[Items from a data source]
○ ○ ○ ○
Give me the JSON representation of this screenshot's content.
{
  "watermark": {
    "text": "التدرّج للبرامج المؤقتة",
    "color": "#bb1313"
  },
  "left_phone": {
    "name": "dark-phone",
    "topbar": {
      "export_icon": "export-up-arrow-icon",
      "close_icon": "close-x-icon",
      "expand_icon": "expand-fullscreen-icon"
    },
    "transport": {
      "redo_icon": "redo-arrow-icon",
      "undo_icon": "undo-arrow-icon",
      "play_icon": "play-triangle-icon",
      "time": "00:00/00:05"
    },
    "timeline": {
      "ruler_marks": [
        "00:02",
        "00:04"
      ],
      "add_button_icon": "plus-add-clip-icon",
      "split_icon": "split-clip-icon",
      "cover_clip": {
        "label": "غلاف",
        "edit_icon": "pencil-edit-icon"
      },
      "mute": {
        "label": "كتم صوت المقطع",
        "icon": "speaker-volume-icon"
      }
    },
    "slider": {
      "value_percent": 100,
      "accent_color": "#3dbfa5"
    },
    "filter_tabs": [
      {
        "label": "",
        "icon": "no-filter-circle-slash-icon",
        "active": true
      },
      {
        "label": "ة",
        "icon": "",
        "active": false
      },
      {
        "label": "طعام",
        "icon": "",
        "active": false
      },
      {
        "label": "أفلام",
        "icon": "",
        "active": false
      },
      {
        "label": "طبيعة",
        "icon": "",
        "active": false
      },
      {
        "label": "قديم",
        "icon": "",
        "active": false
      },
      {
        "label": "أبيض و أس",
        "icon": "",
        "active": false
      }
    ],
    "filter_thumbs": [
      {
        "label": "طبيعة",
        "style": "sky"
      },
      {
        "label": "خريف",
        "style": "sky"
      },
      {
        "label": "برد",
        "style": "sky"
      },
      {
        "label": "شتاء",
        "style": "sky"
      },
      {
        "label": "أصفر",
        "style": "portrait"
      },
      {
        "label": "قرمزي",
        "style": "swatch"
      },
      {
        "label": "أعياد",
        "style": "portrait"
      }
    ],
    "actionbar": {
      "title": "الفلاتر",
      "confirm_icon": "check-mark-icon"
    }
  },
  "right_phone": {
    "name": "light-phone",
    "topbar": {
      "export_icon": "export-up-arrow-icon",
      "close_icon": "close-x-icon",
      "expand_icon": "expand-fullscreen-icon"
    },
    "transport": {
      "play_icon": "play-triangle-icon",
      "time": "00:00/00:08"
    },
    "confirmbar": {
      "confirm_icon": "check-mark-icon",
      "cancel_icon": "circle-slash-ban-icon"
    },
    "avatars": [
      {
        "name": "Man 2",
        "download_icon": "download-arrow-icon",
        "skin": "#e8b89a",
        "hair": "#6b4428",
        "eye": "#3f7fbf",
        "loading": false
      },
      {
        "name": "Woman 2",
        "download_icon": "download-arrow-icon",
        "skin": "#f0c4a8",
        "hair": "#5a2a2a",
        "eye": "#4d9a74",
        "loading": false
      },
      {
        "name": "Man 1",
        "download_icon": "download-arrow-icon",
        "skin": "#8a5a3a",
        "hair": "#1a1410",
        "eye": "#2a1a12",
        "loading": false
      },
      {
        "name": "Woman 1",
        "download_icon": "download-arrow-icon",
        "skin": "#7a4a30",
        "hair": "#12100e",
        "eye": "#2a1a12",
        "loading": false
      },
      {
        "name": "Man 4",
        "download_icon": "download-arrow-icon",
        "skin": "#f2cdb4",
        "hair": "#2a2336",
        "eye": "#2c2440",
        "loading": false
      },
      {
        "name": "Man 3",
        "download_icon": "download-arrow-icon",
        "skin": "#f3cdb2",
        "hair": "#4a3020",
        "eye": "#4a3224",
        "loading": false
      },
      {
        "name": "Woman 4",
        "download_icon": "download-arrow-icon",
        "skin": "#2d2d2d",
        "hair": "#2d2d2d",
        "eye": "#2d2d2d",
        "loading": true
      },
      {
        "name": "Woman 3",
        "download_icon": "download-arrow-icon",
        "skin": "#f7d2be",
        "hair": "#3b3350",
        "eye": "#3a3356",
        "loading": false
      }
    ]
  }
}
○ ○ ○ ○
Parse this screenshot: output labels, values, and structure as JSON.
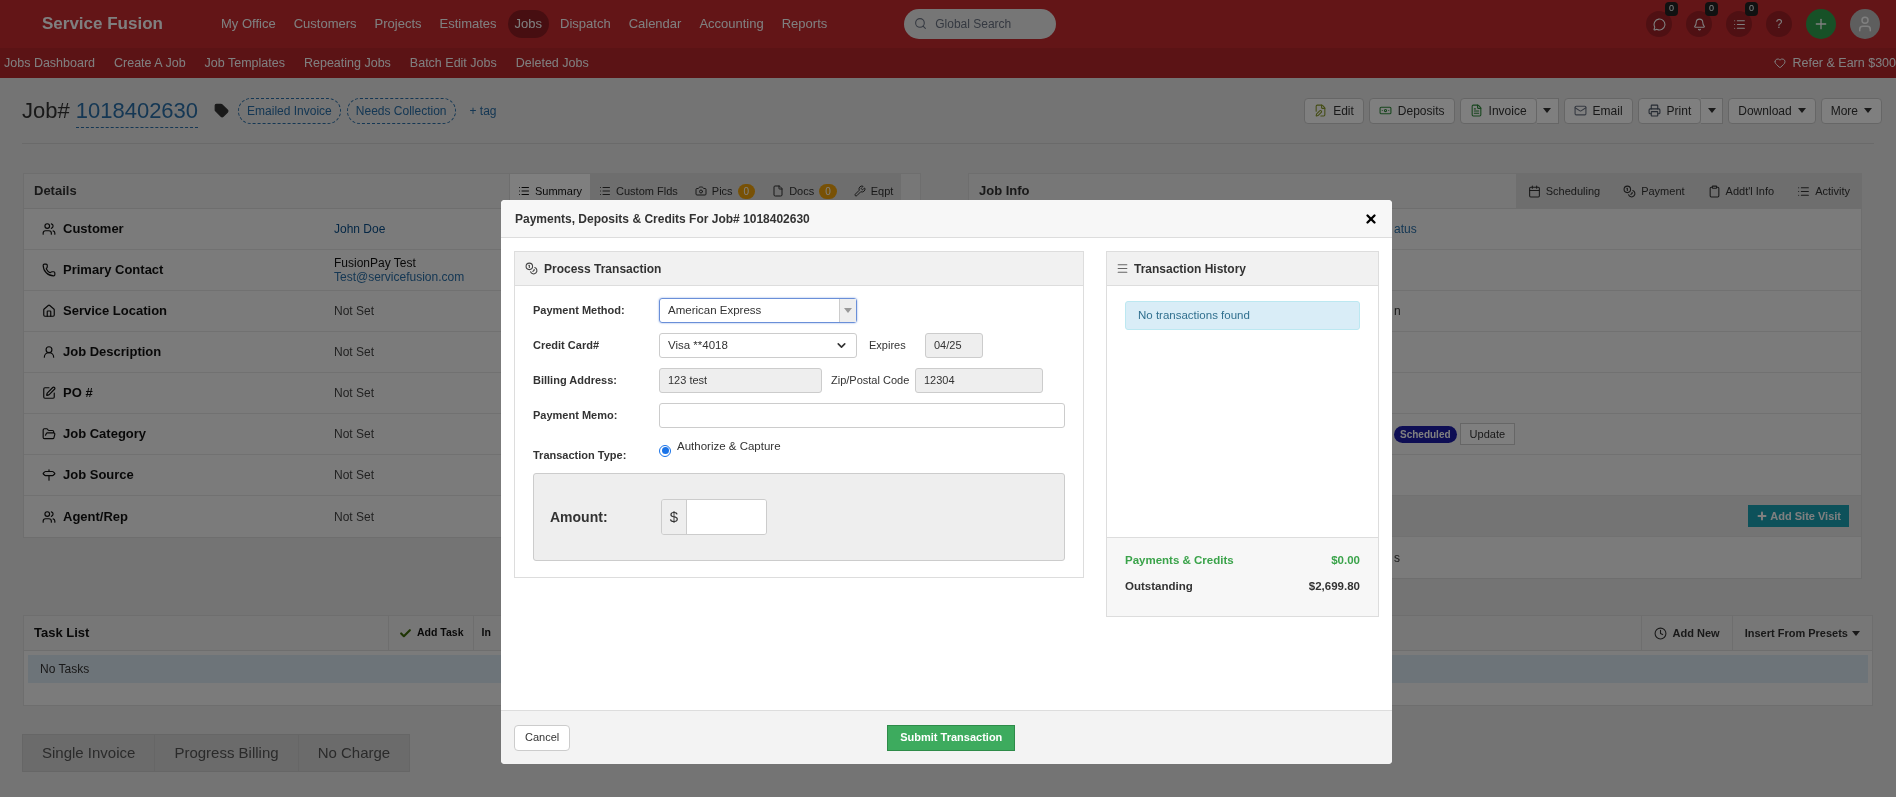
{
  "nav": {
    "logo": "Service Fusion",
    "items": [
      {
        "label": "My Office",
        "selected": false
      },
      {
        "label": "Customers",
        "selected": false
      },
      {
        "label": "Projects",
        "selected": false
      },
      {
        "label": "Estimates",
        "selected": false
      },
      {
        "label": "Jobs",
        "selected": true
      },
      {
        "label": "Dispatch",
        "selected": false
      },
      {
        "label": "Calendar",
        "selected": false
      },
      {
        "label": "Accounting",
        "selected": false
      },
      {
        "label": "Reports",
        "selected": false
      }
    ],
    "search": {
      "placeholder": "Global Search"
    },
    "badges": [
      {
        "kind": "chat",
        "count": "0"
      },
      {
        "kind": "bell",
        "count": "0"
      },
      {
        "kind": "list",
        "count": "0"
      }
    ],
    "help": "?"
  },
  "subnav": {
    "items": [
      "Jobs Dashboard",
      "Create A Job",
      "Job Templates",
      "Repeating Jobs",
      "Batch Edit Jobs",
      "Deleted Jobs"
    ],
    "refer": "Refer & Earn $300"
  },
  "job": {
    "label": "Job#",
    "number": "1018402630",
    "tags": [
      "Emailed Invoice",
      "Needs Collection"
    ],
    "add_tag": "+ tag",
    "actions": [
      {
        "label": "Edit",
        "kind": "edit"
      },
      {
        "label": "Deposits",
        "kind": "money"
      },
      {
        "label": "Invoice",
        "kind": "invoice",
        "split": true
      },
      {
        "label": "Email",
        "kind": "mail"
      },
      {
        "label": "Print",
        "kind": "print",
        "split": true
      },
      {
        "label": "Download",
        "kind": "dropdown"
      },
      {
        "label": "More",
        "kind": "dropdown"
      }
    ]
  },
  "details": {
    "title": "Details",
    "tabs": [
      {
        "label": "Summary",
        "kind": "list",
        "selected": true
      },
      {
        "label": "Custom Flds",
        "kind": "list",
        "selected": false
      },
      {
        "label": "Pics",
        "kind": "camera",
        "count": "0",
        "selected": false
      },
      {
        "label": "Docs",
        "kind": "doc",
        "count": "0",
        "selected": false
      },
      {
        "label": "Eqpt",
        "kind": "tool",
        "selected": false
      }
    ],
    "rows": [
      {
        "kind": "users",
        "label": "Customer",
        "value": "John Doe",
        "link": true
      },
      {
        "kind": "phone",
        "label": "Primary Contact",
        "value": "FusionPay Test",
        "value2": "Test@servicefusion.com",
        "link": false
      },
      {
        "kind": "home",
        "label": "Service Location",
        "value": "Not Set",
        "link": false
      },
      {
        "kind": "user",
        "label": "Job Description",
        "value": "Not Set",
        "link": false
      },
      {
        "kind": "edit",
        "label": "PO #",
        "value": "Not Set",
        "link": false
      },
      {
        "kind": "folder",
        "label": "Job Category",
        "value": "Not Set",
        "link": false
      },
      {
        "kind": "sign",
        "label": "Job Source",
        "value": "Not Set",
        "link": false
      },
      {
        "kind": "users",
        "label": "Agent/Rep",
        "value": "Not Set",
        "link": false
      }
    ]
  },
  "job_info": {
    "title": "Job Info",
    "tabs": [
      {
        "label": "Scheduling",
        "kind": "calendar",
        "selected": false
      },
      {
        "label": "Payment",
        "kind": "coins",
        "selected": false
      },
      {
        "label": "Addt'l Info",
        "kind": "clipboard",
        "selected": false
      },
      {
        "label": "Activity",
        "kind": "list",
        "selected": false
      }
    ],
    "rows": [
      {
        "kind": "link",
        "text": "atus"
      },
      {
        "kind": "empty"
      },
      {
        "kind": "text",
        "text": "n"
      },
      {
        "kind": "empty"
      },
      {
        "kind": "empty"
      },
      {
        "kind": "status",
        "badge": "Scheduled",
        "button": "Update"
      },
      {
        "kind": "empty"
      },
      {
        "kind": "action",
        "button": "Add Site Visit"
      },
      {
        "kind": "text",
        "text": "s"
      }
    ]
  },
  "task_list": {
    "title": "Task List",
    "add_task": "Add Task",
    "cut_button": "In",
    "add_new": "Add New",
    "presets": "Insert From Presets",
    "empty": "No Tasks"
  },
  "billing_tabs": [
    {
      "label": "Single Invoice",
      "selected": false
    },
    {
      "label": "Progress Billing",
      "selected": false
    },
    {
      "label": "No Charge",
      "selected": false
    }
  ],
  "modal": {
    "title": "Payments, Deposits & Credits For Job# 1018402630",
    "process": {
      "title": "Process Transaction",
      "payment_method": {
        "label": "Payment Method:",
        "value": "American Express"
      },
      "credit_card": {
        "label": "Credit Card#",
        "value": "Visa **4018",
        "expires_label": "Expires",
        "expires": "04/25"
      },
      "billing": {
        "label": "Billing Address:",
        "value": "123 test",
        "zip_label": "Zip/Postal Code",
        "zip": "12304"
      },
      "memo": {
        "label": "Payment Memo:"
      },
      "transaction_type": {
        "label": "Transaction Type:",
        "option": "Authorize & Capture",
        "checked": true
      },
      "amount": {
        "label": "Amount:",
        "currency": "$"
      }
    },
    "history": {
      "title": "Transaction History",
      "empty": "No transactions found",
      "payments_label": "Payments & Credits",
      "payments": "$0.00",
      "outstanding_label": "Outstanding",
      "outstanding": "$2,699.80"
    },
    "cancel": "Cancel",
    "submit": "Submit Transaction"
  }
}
○ ○ ○ ○
--- Exercise ---
Track down every line with the word "Woman" and copy it.

--- Task answer ---
        "name": "Woman 2",
        "name": "Woman 1",
        "name": "Woman 4",
        "name": "Woman 3",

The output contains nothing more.